Retype each line of the material exactly, please, skipping any picture in it.

(Stored data)
────────────────────────────────────────

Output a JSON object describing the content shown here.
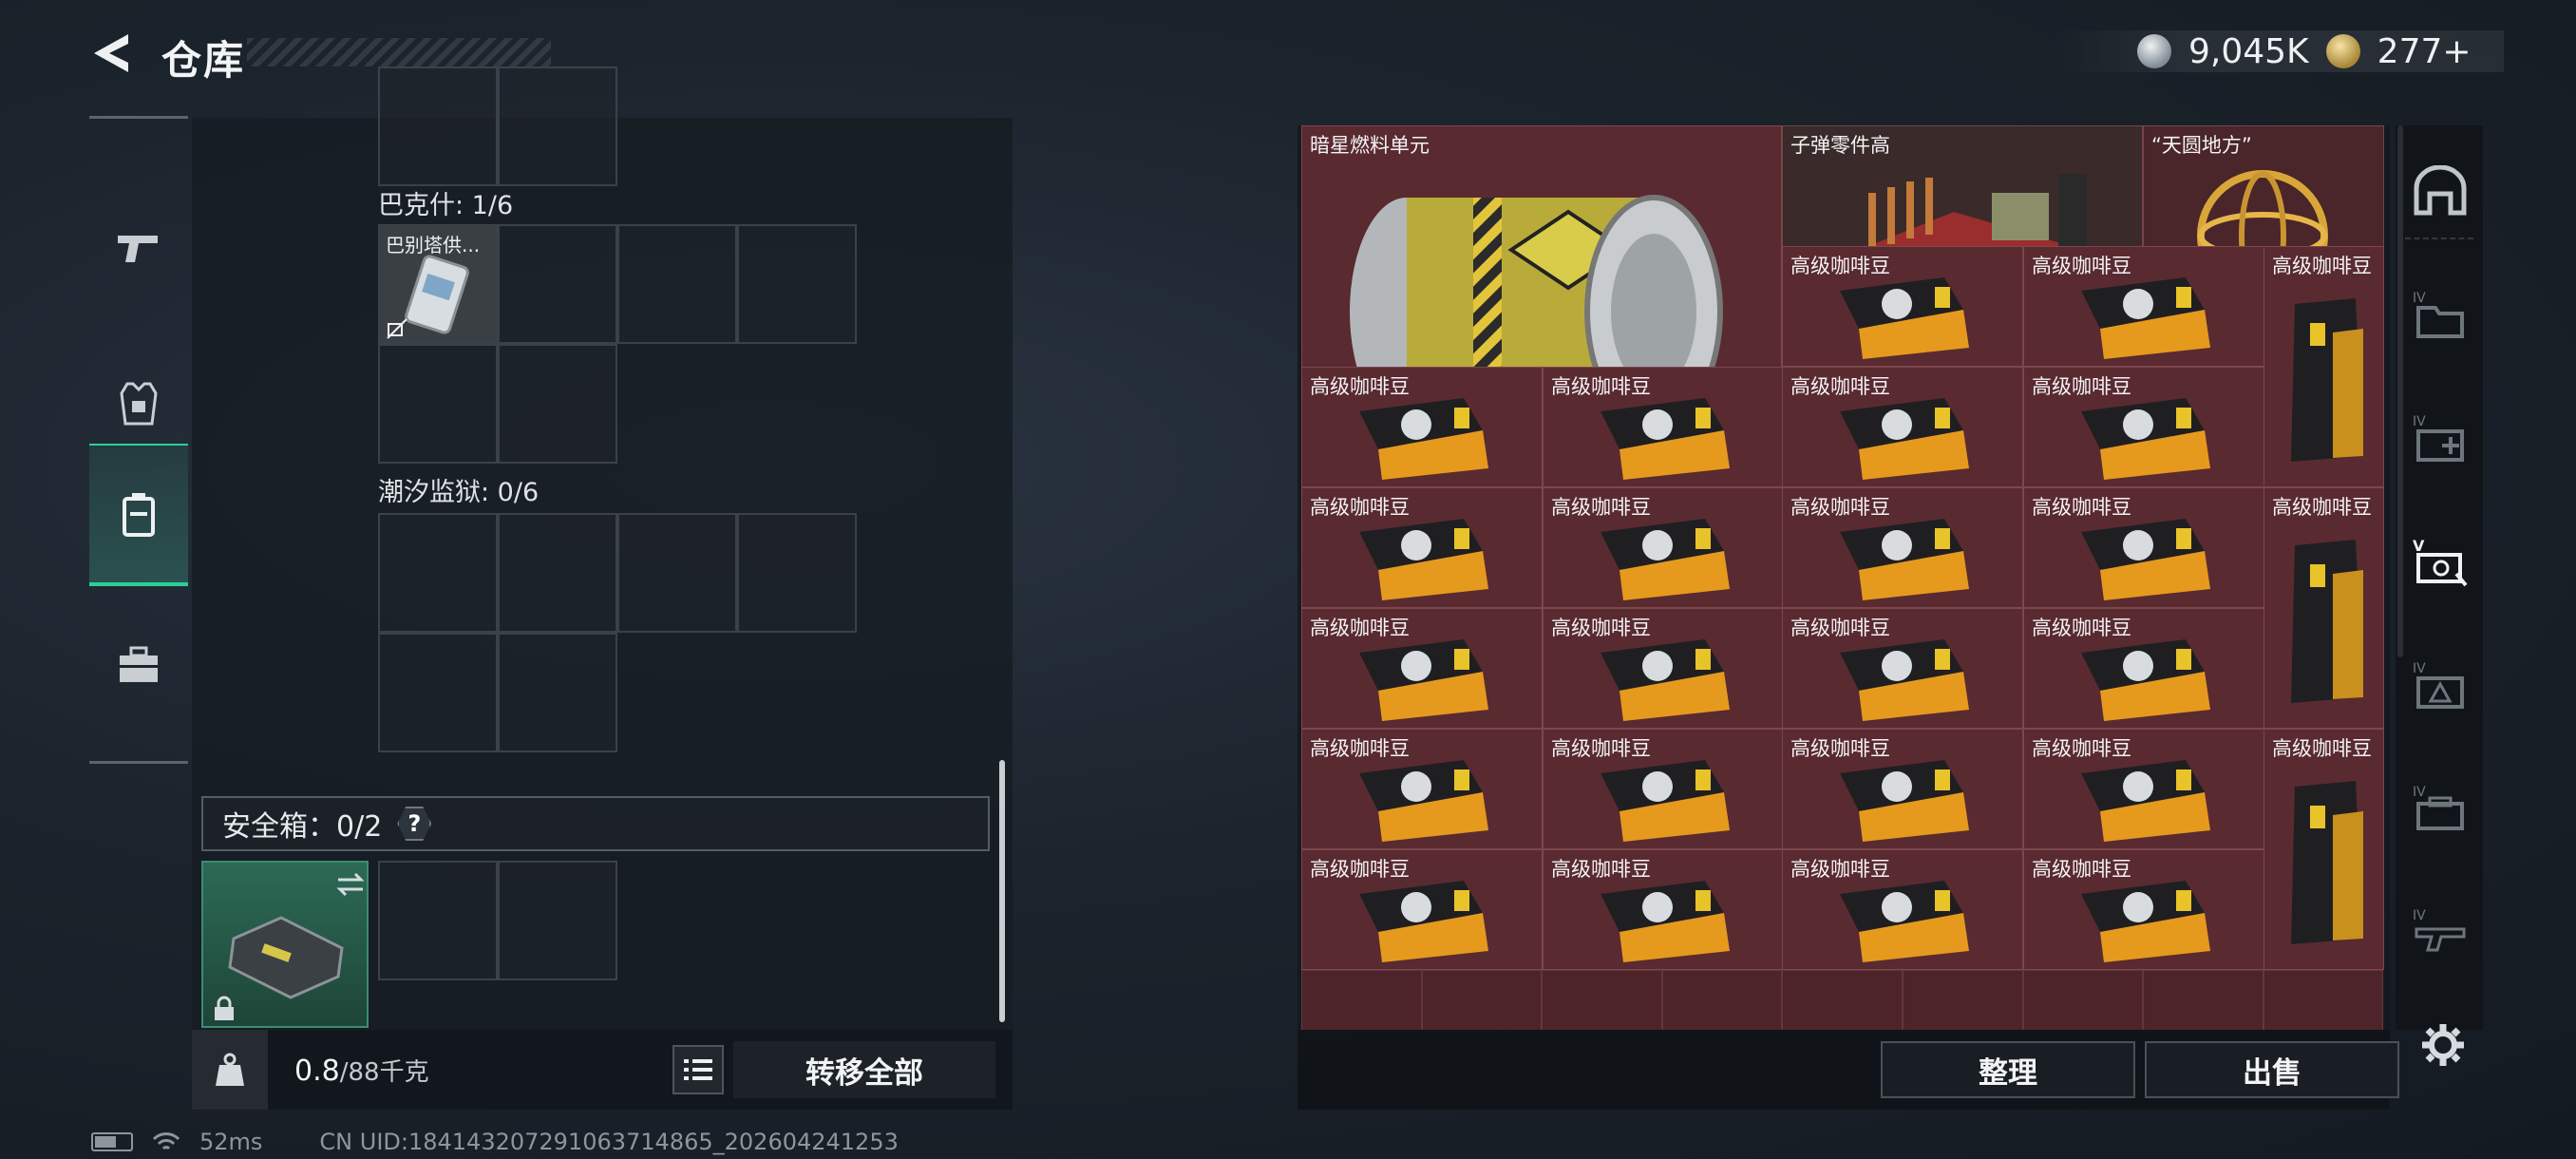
{
  "header": {
    "title": "仓库",
    "currencies": [
      {
        "icon": "silver-coin-icon",
        "value": "9,045K"
      },
      {
        "icon": "gold-coin-icon",
        "value": "277+"
      }
    ]
  },
  "left_tabs": [
    {
      "icon": "gun-icon",
      "active": false
    },
    {
      "icon": "armor-vest-icon",
      "active": false
    },
    {
      "icon": "backpack-icon",
      "active": true
    },
    {
      "icon": "toolbox-icon",
      "active": false
    }
  ],
  "container": {
    "sections": [
      {
        "label": "巴克什: 1/6",
        "item_label": "巴别塔供..."
      },
      {
        "label": "潮汐监狱: 0/6"
      }
    ],
    "safe_box": {
      "label": "安全箱：0/2",
      "help": "?"
    }
  },
  "bottom_left": {
    "weight_current": "0.8",
    "weight_max": "/88千克",
    "transfer_all": "转移全部"
  },
  "stash": {
    "big_items": [
      {
        "name": "暗星燃料单元"
      },
      {
        "name": "子弹零件高"
      },
      {
        "name": "“天圆地方”"
      }
    ],
    "coffee_label": "高级咖啡豆"
  },
  "bottom_right": {
    "sort": "整理",
    "sell": "出售"
  },
  "footer": {
    "ping": "52ms",
    "uid": "CN UID:18414320729106371486​5_202604241253"
  },
  "colors": {
    "accent": "#2ccf9a",
    "stash_cell": "#4e242b"
  }
}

────────────────────────────────────────

▶ **EXERCISE RESPONSE**:
Output a JSON object describing the content shown here.
{
  "header": {
    "title": "仓库",
    "currencies": [
      {
        "icon": "silver-coin-icon",
        "value": "9,045K"
      },
      {
        "icon": "gold-coin-icon",
        "value": "277+"
      }
    ]
  },
  "left_tabs": [
    {
      "icon": "gun-icon",
      "active": false
    },
    {
      "icon": "armor-vest-icon",
      "active": false
    },
    {
      "icon": "backpack-icon",
      "active": true
    },
    {
      "icon": "toolbox-icon",
      "active": false
    }
  ],
  "container": {
    "sections": [
      {
        "label": "巴克什: 1/6",
        "item_label": "巴别塔供..."
      },
      {
        "label": "潮汐监狱: 0/6"
      }
    ],
    "safe_box": {
      "label": "安全箱：0/2",
      "help": "?"
    }
  },
  "bottom_left": {
    "weight_current": "0.8",
    "weight_max": "/88千克",
    "transfer_all": "转移全部"
  },
  "stash": {
    "big_items": [
      {
        "name": "暗星燃料单元"
      },
      {
        "name": "子弹零件高"
      },
      {
        "name": "“天圆地方”"
      }
    ],
    "coffee_label": "高级咖啡豆"
  },
  "bottom_right": {
    "sort": "整理",
    "sell": "出售"
  },
  "footer": {
    "ping": "52ms",
    "uid": "CN UID:18414320729106371486​5_202604241253"
  },
  "colors": {
    "accent": "#2ccf9a",
    "stash_cell": "#4e242b"
  }
}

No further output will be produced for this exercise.